• _Records supplied_
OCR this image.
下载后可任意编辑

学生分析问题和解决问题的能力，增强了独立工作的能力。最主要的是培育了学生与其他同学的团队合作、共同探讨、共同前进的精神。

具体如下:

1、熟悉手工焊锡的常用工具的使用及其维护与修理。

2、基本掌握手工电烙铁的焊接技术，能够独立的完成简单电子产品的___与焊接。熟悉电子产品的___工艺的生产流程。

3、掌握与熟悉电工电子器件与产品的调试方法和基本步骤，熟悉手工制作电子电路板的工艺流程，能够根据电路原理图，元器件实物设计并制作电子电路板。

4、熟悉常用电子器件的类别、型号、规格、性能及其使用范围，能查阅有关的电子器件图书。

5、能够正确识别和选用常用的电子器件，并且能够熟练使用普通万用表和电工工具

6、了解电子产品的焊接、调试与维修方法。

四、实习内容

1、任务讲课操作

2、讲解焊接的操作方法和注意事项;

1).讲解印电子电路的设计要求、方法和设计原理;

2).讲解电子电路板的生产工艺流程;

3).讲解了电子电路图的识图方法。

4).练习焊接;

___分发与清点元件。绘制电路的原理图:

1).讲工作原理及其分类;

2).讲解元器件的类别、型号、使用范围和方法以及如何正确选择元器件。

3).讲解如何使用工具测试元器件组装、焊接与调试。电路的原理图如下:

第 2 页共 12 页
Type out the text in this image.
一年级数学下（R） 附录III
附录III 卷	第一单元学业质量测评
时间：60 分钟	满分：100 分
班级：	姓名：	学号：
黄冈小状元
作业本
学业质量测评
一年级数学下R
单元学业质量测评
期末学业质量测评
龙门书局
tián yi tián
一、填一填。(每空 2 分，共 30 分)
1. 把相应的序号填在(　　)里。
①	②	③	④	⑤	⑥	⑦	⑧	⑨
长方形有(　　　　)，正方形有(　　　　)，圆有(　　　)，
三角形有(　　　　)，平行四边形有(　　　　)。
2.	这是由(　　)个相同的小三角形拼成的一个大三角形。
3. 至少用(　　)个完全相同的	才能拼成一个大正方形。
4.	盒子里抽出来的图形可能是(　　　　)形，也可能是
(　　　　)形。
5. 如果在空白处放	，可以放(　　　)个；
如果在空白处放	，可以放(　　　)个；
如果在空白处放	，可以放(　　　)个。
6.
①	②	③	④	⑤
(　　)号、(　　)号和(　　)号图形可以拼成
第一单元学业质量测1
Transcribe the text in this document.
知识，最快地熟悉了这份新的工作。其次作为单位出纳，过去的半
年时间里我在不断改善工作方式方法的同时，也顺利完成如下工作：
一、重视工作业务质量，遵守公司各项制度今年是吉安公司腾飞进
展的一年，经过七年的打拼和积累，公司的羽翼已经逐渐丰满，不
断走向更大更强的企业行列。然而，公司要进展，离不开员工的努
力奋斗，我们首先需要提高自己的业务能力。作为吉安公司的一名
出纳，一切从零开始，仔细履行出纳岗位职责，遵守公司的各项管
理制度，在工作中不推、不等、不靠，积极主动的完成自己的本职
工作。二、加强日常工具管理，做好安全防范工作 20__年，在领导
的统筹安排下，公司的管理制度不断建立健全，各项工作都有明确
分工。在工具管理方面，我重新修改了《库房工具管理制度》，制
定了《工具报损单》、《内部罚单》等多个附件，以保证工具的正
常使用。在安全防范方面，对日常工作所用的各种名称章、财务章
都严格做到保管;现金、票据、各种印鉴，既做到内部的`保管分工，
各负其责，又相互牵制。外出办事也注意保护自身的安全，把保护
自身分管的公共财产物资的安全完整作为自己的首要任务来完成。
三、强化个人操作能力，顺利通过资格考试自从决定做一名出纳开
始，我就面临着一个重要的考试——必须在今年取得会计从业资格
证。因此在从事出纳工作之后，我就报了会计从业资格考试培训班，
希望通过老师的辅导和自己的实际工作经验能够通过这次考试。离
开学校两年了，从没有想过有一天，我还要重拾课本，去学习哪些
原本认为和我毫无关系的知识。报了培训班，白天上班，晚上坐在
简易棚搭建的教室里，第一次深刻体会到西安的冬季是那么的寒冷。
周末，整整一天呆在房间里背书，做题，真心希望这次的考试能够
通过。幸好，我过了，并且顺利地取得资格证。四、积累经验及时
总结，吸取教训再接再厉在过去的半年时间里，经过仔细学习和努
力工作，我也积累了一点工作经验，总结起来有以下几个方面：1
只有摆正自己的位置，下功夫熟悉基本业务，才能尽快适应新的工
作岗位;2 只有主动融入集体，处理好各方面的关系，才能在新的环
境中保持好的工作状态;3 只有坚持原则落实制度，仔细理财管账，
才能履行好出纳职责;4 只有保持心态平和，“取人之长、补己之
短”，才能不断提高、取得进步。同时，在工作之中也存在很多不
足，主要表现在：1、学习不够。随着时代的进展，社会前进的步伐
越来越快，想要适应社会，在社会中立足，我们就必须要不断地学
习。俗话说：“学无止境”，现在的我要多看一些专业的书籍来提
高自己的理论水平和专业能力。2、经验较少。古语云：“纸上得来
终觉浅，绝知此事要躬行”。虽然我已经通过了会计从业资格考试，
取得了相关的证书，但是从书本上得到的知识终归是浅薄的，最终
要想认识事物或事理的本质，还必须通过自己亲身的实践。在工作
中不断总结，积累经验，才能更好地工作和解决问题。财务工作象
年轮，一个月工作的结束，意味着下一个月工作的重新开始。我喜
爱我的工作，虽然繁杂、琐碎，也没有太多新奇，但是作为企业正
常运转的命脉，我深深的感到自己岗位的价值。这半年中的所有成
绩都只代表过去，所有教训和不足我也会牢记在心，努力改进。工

• _Task details_
The data above must be returned in full, exactly as written.

• _Solution for this task_
OCR this image.
下载后可任意编辑

学生分析问题和解决问题的能力，增强了独立工作的能力。最主要的是培育了学生与其他同学的团队合作、共同探讨、共同前进的精神。

具体如下:

1、熟悉手工焊锡的常用工具的使用及其维护与修理。

2、基本掌握手工电烙铁的焊接技术，能够独立的完成简单电子产品的___与焊接。熟悉电子产品的___工艺的生产流程。

3、掌握与熟悉电工电子器件与产品的调试方法和基本步骤，熟悉手工制作电子电路板的工艺流程，能够根据电路原理图，元器件实物设计并制作电子电路板。

4、熟悉常用电子器件的类别、型号、规格、性能及其使用范围，能查阅有关的电子器件图书。

5、能够正确识别和选用常用的电子器件，并且能够熟练使用普通万用表和电工工具

6、了解电子产品的焊接、调试与维修方法。

四、实习内容

1、任务讲课操作

2、讲解焊接的操作方法和注意事项;

1).讲解印电子电路的设计要求、方法和设计原理;

2).讲解电子电路板的生产工艺流程;

3).讲解了电子电路图的识图方法。

4).练习焊接;

___分发与清点元件。绘制电路的原理图:

1).讲工作原理及其分类;

2).讲解元器件的类别、型号、使用范围和方法以及如何正确选择元器件。

3).讲解如何使用工具测试元器件组装、焊接与调试。电路的原理图如下:

第 2 页共 12 页
Type out the text in this image.
一年级数学下（R） 附录III
附录III 卷	第一单元学业质量测评
时间：60 分钟	满分：100 分
班级：	姓名：	学号：
黄冈小状元
作业本
学业质量测评
一年级数学下R
单元学业质量测评
期末学业质量测评
龙门书局
tián yi tián
一、填一填。(每空 2 分，共 30 分)
1. 把相应的序号填在(　　)里。
①	②	③	④	⑤	⑥	⑦	⑧	⑨
长方形有(　　　　)，正方形有(　　　　)，圆有(　　　)，
三角形有(　　　　)，平行四边形有(　　　　)。
2.	这是由(　　)个相同的小三角形拼成的一个大三角形。
3. 至少用(　　)个完全相同的	才能拼成一个大正方形。
4.	盒子里抽出来的图形可能是(　　　　)形，也可能是
(　　　　)形。
5. 如果在空白处放	，可以放(　　　)个；
如果在空白处放	，可以放(　　　)个；
如果在空白处放	，可以放(　　　)个。
6.
①	②	③	④	⑤
(　　)号、(　　)号和(　　)号图形可以拼成
第一单元学业质量测1
Transcribe the text in this document.
知识，最快地熟悉了这份新的工作。其次作为单位出纳，过去的半
年时间里我在不断改善工作方式方法的同时，也顺利完成如下工作：
一、重视工作业务质量，遵守公司各项制度今年是吉安公司腾飞进
展的一年，经过七年的打拼和积累，公司的羽翼已经逐渐丰满，不
断走向更大更强的企业行列。然而，公司要进展，离不开员工的努
力奋斗，我们首先需要提高自己的业务能力。作为吉安公司的一名
出纳，一切从零开始，仔细履行出纳岗位职责，遵守公司的各项管
理制度，在工作中不推、不等、不靠，积极主动的完成自己的本职
工作。二、加强日常工具管理，做好安全防范工作 20__年，在领导
的统筹安排下，公司的管理制度不断建立健全，各项工作都有明确
分工。在工具管理方面，我重新修改了《库房工具管理制度》，制
定了《工具报损单》、《内部罚单》等多个附件，以保证工具的正
常使用。在安全防范方面，对日常工作所用的各种名称章、财务章
都严格做到保管;现金、票据、各种印鉴，既做到内部的`保管分工，
各负其责，又相互牵制。外出办事也注意保护自身的安全，把保护
自身分管的公共财产物资的安全完整作为自己的首要任务来完成。
三、强化个人操作能力，顺利通过资格考试自从决定做一名出纳开
始，我就面临着一个重要的考试——必须在今年取得会计从业资格
证。因此在从事出纳工作之后，我就报了会计从业资格考试培训班，
希望通过老师的辅导和自己的实际工作经验能够通过这次考试。离
开学校两年了，从没有想过有一天，我还要重拾课本，去学习哪些
原本认为和我毫无关系的知识。报了培训班，白天上班，晚上坐在
简易棚搭建的教室里，第一次深刻体会到西安的冬季是那么的寒冷。
周末，整整一天呆在房间里背书，做题，真心希望这次的考试能够
通过。幸好，我过了，并且顺利地取得资格证。四、积累经验及时
总结，吸取教训再接再厉在过去的半年时间里，经过仔细学习和努
力工作，我也积累了一点工作经验，总结起来有以下几个方面：1
只有摆正自己的位置，下功夫熟悉基本业务，才能尽快适应新的工
作岗位;2 只有主动融入集体，处理好各方面的关系，才能在新的环
境中保持好的工作状态;3 只有坚持原则落实制度，仔细理财管账，
才能履行好出纳职责;4 只有保持心态平和，“取人之长、补己之
短”，才能不断提高、取得进步。同时，在工作之中也存在很多不
足，主要表现在：1、学习不够。随着时代的进展，社会前进的步伐
越来越快，想要适应社会，在社会中立足，我们就必须要不断地学
习。俗话说：“学无止境”，现在的我要多看一些专业的书籍来提
高自己的理论水平和专业能力。2、经验较少。古语云：“纸上得来
终觉浅，绝知此事要躬行”。虽然我已经通过了会计从业资格考试，
取得了相关的证书，但是从书本上得到的知识终归是浅薄的，最终
要想认识事物或事理的本质，还必须通过自己亲身的实践。在工作
中不断总结，积累经验，才能更好地工作和解决问题。财务工作象
年轮，一个月工作的结束，意味着下一个月工作的重新开始。我喜
爱我的工作，虽然繁杂、琐碎，也没有太多新奇，但是作为企业正
常运转的命脉，我深深的感到自己岗位的价值。这半年中的所有成
绩都只代表过去，所有教训和不足我也会牢记在心，努力改进。工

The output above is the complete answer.